━━ WORKING DATA ━━
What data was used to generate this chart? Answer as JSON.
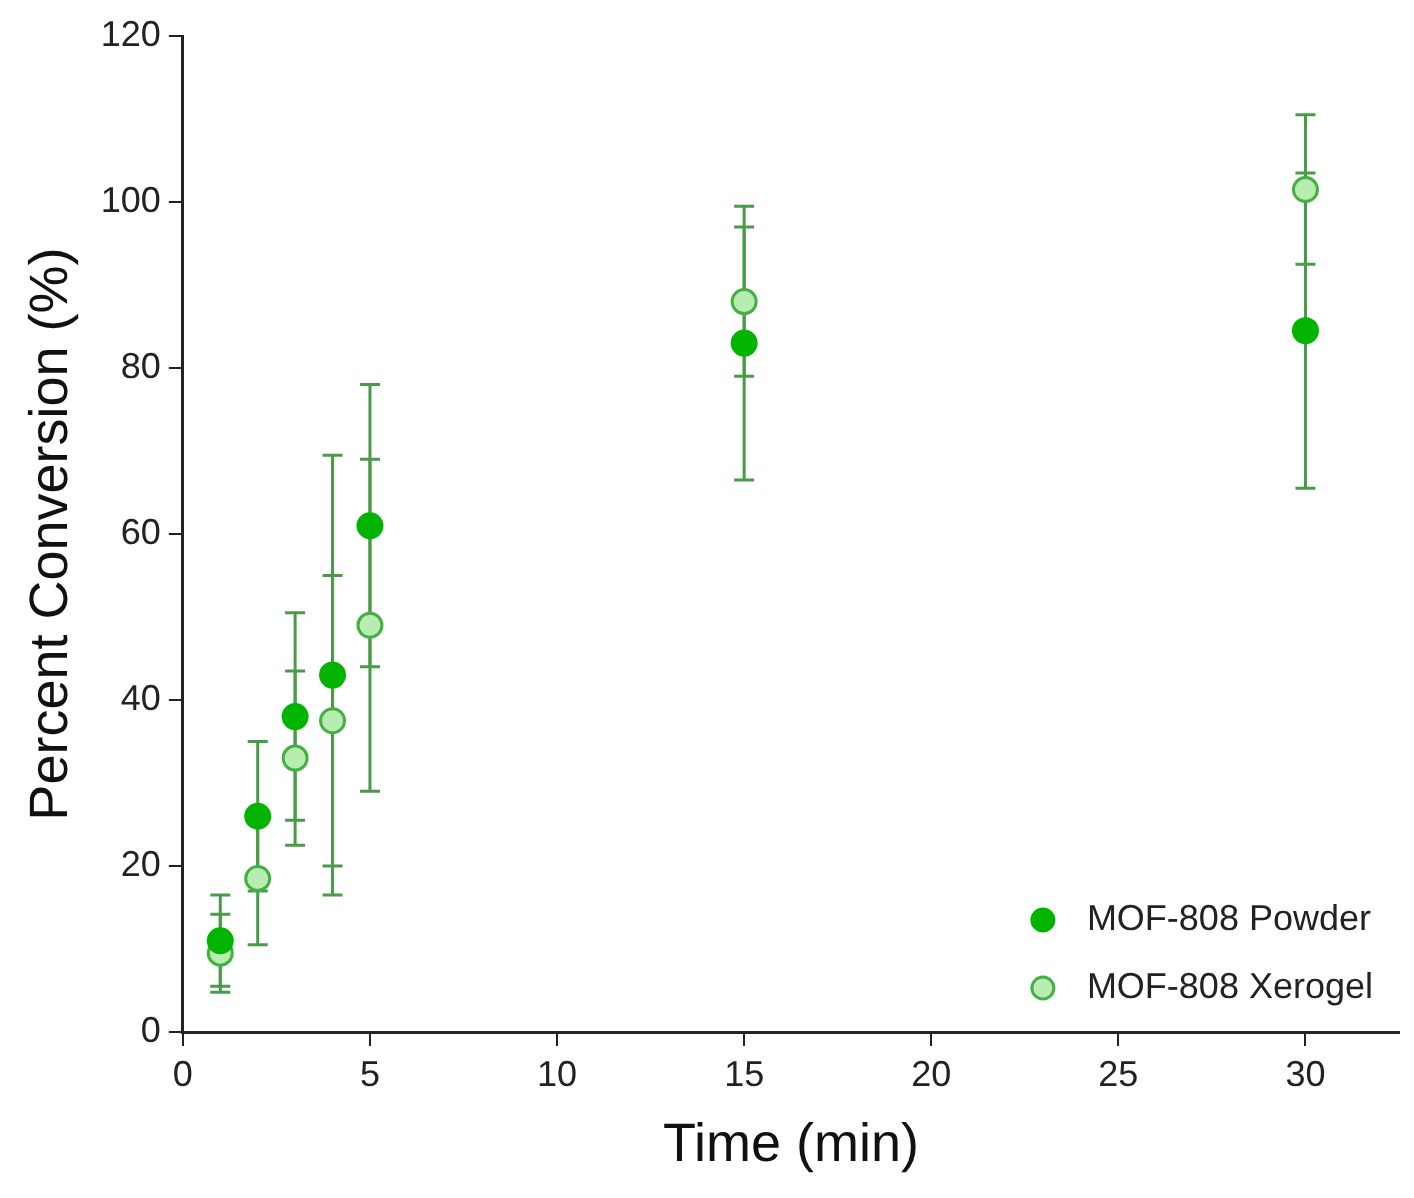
{
  "chart_data": {
    "type": "scatter",
    "xlabel": "Time (min)",
    "ylabel": "Percent Conversion (%)",
    "xlim": [
      0,
      32.5
    ],
    "xticks": [
      0,
      5,
      10,
      15,
      20,
      25,
      30
    ],
    "ylim": [
      0,
      120
    ],
    "yticks": [
      0,
      20,
      40,
      60,
      80,
      100,
      120
    ],
    "grid": false,
    "legend": "bottom right",
    "marker": "circle",
    "series": [
      {
        "name": "MOF-808 Powder",
        "color": "#00b400",
        "x": [
          1,
          2,
          3,
          4,
          5,
          15,
          30
        ],
        "values": [
          11,
          26,
          38,
          43,
          61,
          83,
          84.5
        ],
        "errors": [
          5.5,
          9,
          12.5,
          26.5,
          17,
          16.5,
          19
        ]
      },
      {
        "name": "MOF-808 Xerogel",
        "color": "#b8ecb0",
        "x": [
          1,
          2,
          3,
          4,
          5,
          15,
          30
        ],
        "values": [
          9.5,
          18.5,
          33,
          37.5,
          49,
          88,
          101.5
        ],
        "errors": [
          4.7,
          8,
          10.5,
          17.5,
          20,
          9,
          9
        ]
      }
    ]
  }
}
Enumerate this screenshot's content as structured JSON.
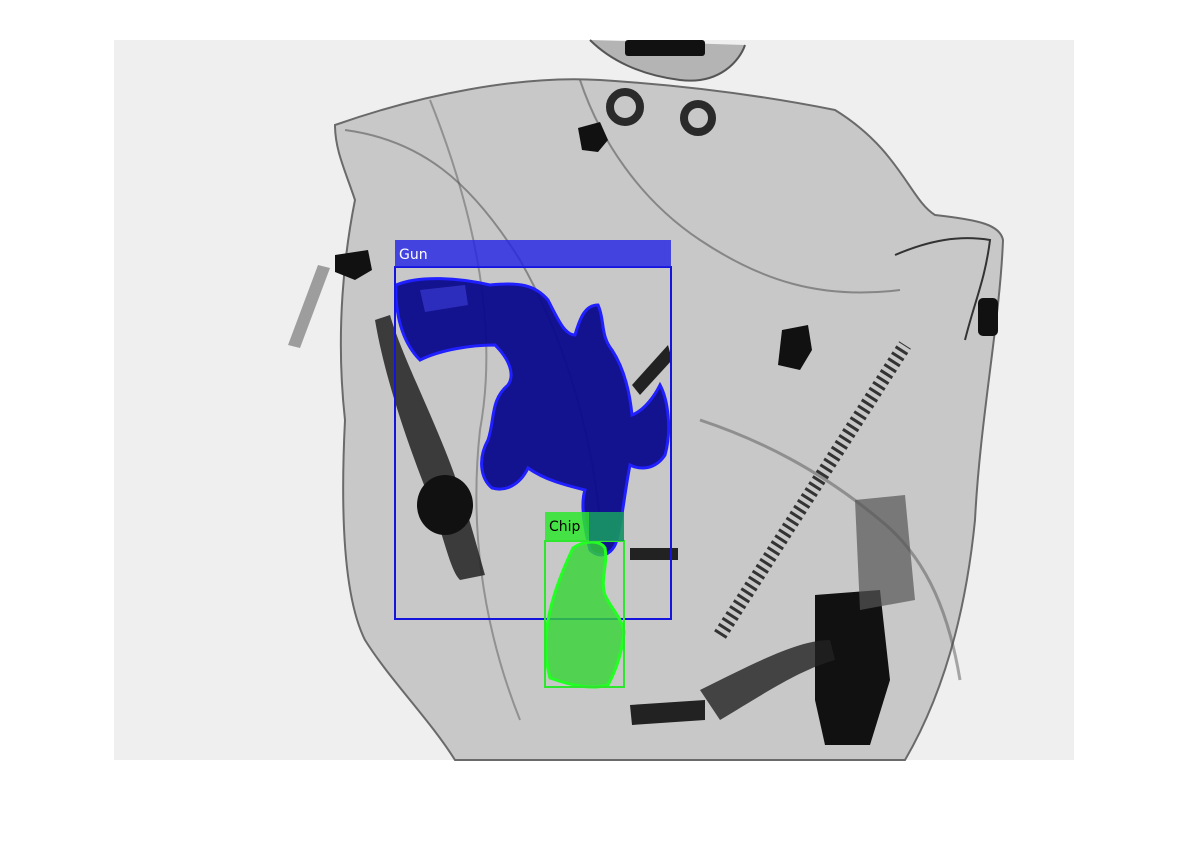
{
  "image": {
    "description_kind": "x-ray baggage scan with detection overlays",
    "background_color": "#efefef"
  },
  "detections": [
    {
      "label": "Gun",
      "color": "#1414dc",
      "fill": "#0a0ab4"
    },
    {
      "label": "Chip",
      "color": "#2ee62e",
      "fill": "#33d633"
    }
  ]
}
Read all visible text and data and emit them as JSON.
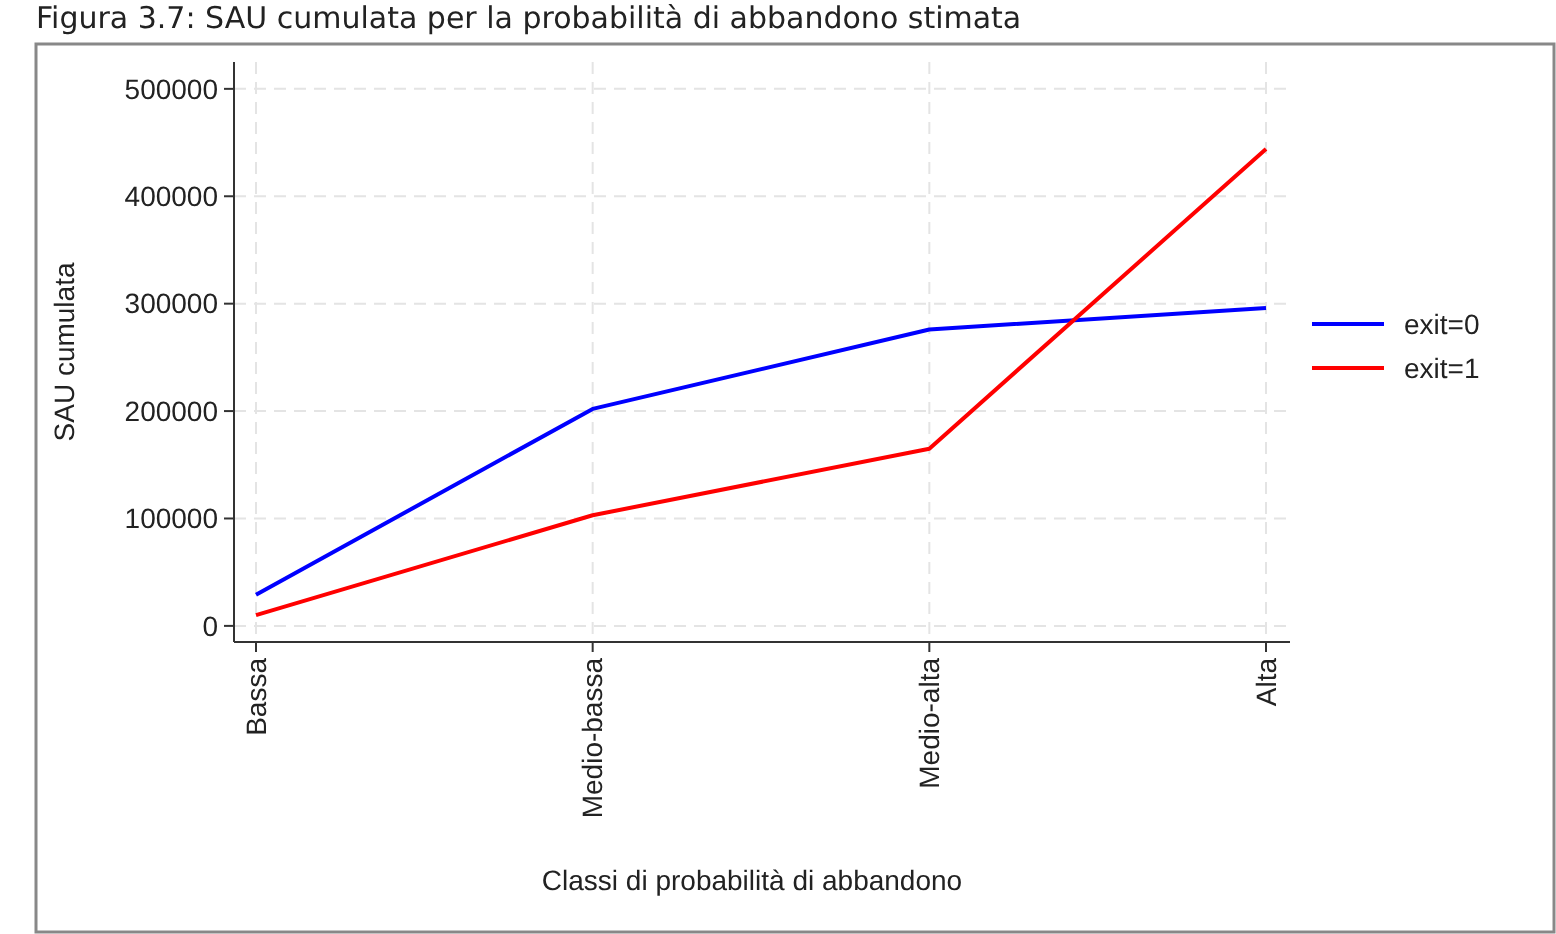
{
  "chart_data": {
    "type": "line",
    "title": "Figura 3.7: SAU cumulata per la probabilità di abbandono stimata",
    "xlabel": "Classi di probabilità di abbandono",
    "ylabel": "SAU cumulata",
    "categories": [
      "Bassa",
      "Medio-bassa",
      "Medio-alta",
      "Alta"
    ],
    "series": [
      {
        "name": "exit=0",
        "color": "#0000ff",
        "values": [
          29000,
          202000,
          276000,
          296000
        ]
      },
      {
        "name": "exit=1",
        "color": "#ff0000",
        "values": [
          10000,
          103000,
          165000,
          444000
        ]
      }
    ],
    "ylim": [
      -15000,
      525000
    ],
    "yticks": [
      0,
      100000,
      200000,
      300000,
      400000,
      500000
    ],
    "grid": true,
    "legend": "right",
    "line_style": "solid",
    "marker": "none"
  }
}
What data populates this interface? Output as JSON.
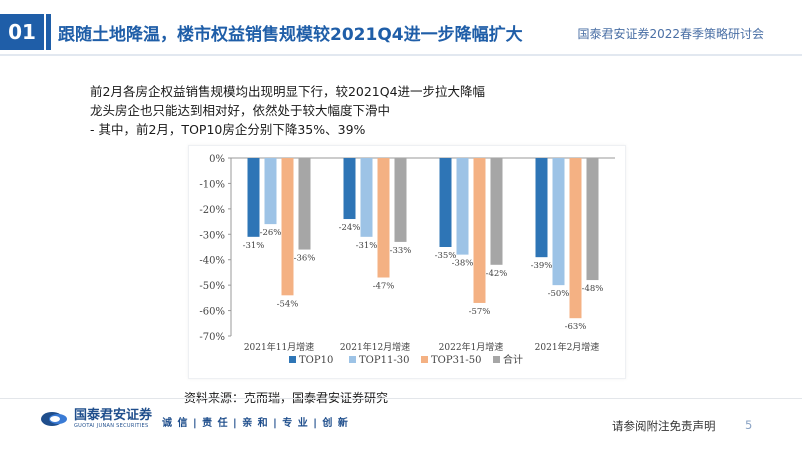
{
  "header": {
    "section_number": "01",
    "title": "跟随土地降温，楼市权益销售规模较2021Q4进一步降幅扩大",
    "subtitle": "国泰君安证券2022春季策略研讨会"
  },
  "bullets": [
    "前2月各房企权益销售规模均出现明显下行，较2021Q4进一步拉大降幅",
    "龙头房企也只能达到相对好，依然处于较大幅度下滑中",
    "- 其中，前2月，TOP10房企分别下降35%、39%"
  ],
  "source": "资料来源：克而瑞，国泰君安证券研究",
  "footer": {
    "logo_cn": "国泰君安证券",
    "logo_en": "GUOTAI JUNAN SECURITIES",
    "motto": "诚 信 | 责 任 | 亲 和 | 专 业 | 创 新",
    "disclaimer": "请参阅附注免责声明",
    "page": "5"
  },
  "colors": {
    "brand": "#1f5ea8",
    "series": [
      "#2e75b6",
      "#9dc3e6",
      "#f4b183",
      "#a6a6a6"
    ]
  },
  "chart_data": {
    "type": "bar",
    "categories": [
      "2021年11月增速",
      "2021年12月增速",
      "2022年1月增速",
      "2021年2月增速"
    ],
    "series": [
      {
        "name": "TOP10",
        "values": [
          -31,
          -24,
          -35,
          -39
        ],
        "labels": [
          "-31%",
          "-24%",
          "-35%",
          "-39%"
        ]
      },
      {
        "name": "TOP11-30",
        "values": [
          -26,
          -31,
          -38,
          -50
        ],
        "labels": [
          "-26%",
          "-31%",
          "-38%",
          "-50%"
        ]
      },
      {
        "name": "TOP31-50",
        "values": [
          -54,
          -47,
          -57,
          -63
        ],
        "labels": [
          "-54%",
          "-47%",
          "-57%",
          "-63%"
        ]
      },
      {
        "name": "合计",
        "values": [
          -36,
          -33,
          -42,
          -48
        ],
        "labels": [
          "-36%",
          "-33%",
          "-42%",
          "-48%"
        ]
      }
    ],
    "yticks": [
      "0%",
      "-10%",
      "-20%",
      "-30%",
      "-40%",
      "-50%",
      "-60%",
      "-70%"
    ],
    "ylim": [
      -70,
      0
    ],
    "legend_position": "bottom"
  }
}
━━━
INSTRUCTIONS TO FOLLOW: Write out all the entries again, word for word, and print no images.

SOLUTION TO THIS PROBLEM:
What data was used to generate this chart? Answer as JSON.
{
  "chart_data": {
    "type": "scatter",
    "xlabel": "Time (min)",
    "ylabel": "Percent Conversion (%)",
    "xlim": [
      0,
      32.5
    ],
    "xticks": [
      0,
      5,
      10,
      15,
      20,
      25,
      30
    ],
    "ylim": [
      0,
      120
    ],
    "yticks": [
      0,
      20,
      40,
      60,
      80,
      100,
      120
    ],
    "grid": false,
    "legend": "bottom right",
    "marker": "circle",
    "series": [
      {
        "name": "MOF-808 Powder",
        "color": "#00b400",
        "x": [
          1,
          2,
          3,
          4,
          5,
          15,
          30
        ],
        "values": [
          11,
          26,
          38,
          43,
          61,
          83,
          84.5
        ],
        "errors": [
          5.5,
          9,
          12.5,
          26.5,
          17,
          16.5,
          19
        ]
      },
      {
        "name": "MOF-808 Xerogel",
        "color": "#b8ecb0",
        "x": [
          1,
          2,
          3,
          4,
          5,
          15,
          30
        ],
        "values": [
          9.5,
          18.5,
          33,
          37.5,
          49,
          88,
          101.5
        ],
        "errors": [
          4.7,
          8,
          10.5,
          17.5,
          20,
          9,
          9
        ]
      }
    ]
  }
}
Enumerate this screenshot's content as structured JSON.
{
  "image": {
    "description_kind": "x-ray baggage scan with detection overlays",
    "background_color": "#efefef"
  },
  "detections": [
    {
      "label": "Gun",
      "color": "#1414dc",
      "fill": "#0a0ab4"
    },
    {
      "label": "Chip",
      "color": "#2ee62e",
      "fill": "#33d633"
    }
  ]
}
Read all visible text and data and emit them as JSON.
{
  "chart_data": {
    "type": "line",
    "title": "Figura 3.7: SAU cumulata per la probabilità di abbandono stimata",
    "xlabel": "Classi di probabilità di abbandono",
    "ylabel": "SAU cumulata",
    "categories": [
      "Bassa",
      "Medio-bassa",
      "Medio-alta",
      "Alta"
    ],
    "series": [
      {
        "name": "exit=0",
        "color": "#0000ff",
        "values": [
          29000,
          202000,
          276000,
          296000
        ]
      },
      {
        "name": "exit=1",
        "color": "#ff0000",
        "values": [
          10000,
          103000,
          165000,
          444000
        ]
      }
    ],
    "ylim": [
      -15000,
      525000
    ],
    "yticks": [
      0,
      100000,
      200000,
      300000,
      400000,
      500000
    ],
    "grid": true,
    "legend": "right",
    "line_style": "solid",
    "marker": "none"
  }
}
What data populates this interface? Output as JSON.
{
  "header": {
    "section_number": "01",
    "title": "跟随土地降温，楼市权益销售规模较2021Q4进一步降幅扩大",
    "subtitle": "国泰君安证券2022春季策略研讨会"
  },
  "bullets": [
    "前2月各房企权益销售规模均出现明显下行，较2021Q4进一步拉大降幅",
    "龙头房企也只能达到相对好，依然处于较大幅度下滑中",
    "- 其中，前2月，TOP10房企分别下降35%、39%"
  ],
  "source": "资料来源：克而瑞，国泰君安证券研究",
  "footer": {
    "logo_cn": "国泰君安证券",
    "logo_en": "GUOTAI JUNAN SECURITIES",
    "motto": "诚 信 | 责 任 | 亲 和 | 专 业 | 创 新",
    "disclaimer": "请参阅附注免责声明",
    "page": "5"
  },
  "colors": {
    "brand": "#1f5ea8",
    "series": [
      "#2e75b6",
      "#9dc3e6",
      "#f4b183",
      "#a6a6a6"
    ]
  },
  "chart_data": {
    "type": "bar",
    "categories": [
      "2021年11月增速",
      "2021年12月增速",
      "2022年1月增速",
      "2021年2月增速"
    ],
    "series": [
      {
        "name": "TOP10",
        "values": [
          -31,
          -24,
          -35,
          -39
        ],
        "labels": [
          "-31%",
          "-24%",
          "-35%",
          "-39%"
        ]
      },
      {
        "name": "TOP11-30",
        "values": [
          -26,
          -31,
          -38,
          -50
        ],
        "labels": [
          "-26%",
          "-31%",
          "-38%",
          "-50%"
        ]
      },
      {
        "name": "TOP31-50",
        "values": [
          -54,
          -47,
          -57,
          -63
        ],
        "labels": [
          "-54%",
          "-47%",
          "-57%",
          "-63%"
        ]
      },
      {
        "name": "合计",
        "values": [
          -36,
          -33,
          -42,
          -48
        ],
        "labels": [
          "-36%",
          "-33%",
          "-42%",
          "-48%"
        ]
      }
    ],
    "yticks": [
      "0%",
      "-10%",
      "-20%",
      "-30%",
      "-40%",
      "-50%",
      "-60%",
      "-70%"
    ],
    "ylim": [
      -70,
      0
    ],
    "legend_position": "bottom"
  }
}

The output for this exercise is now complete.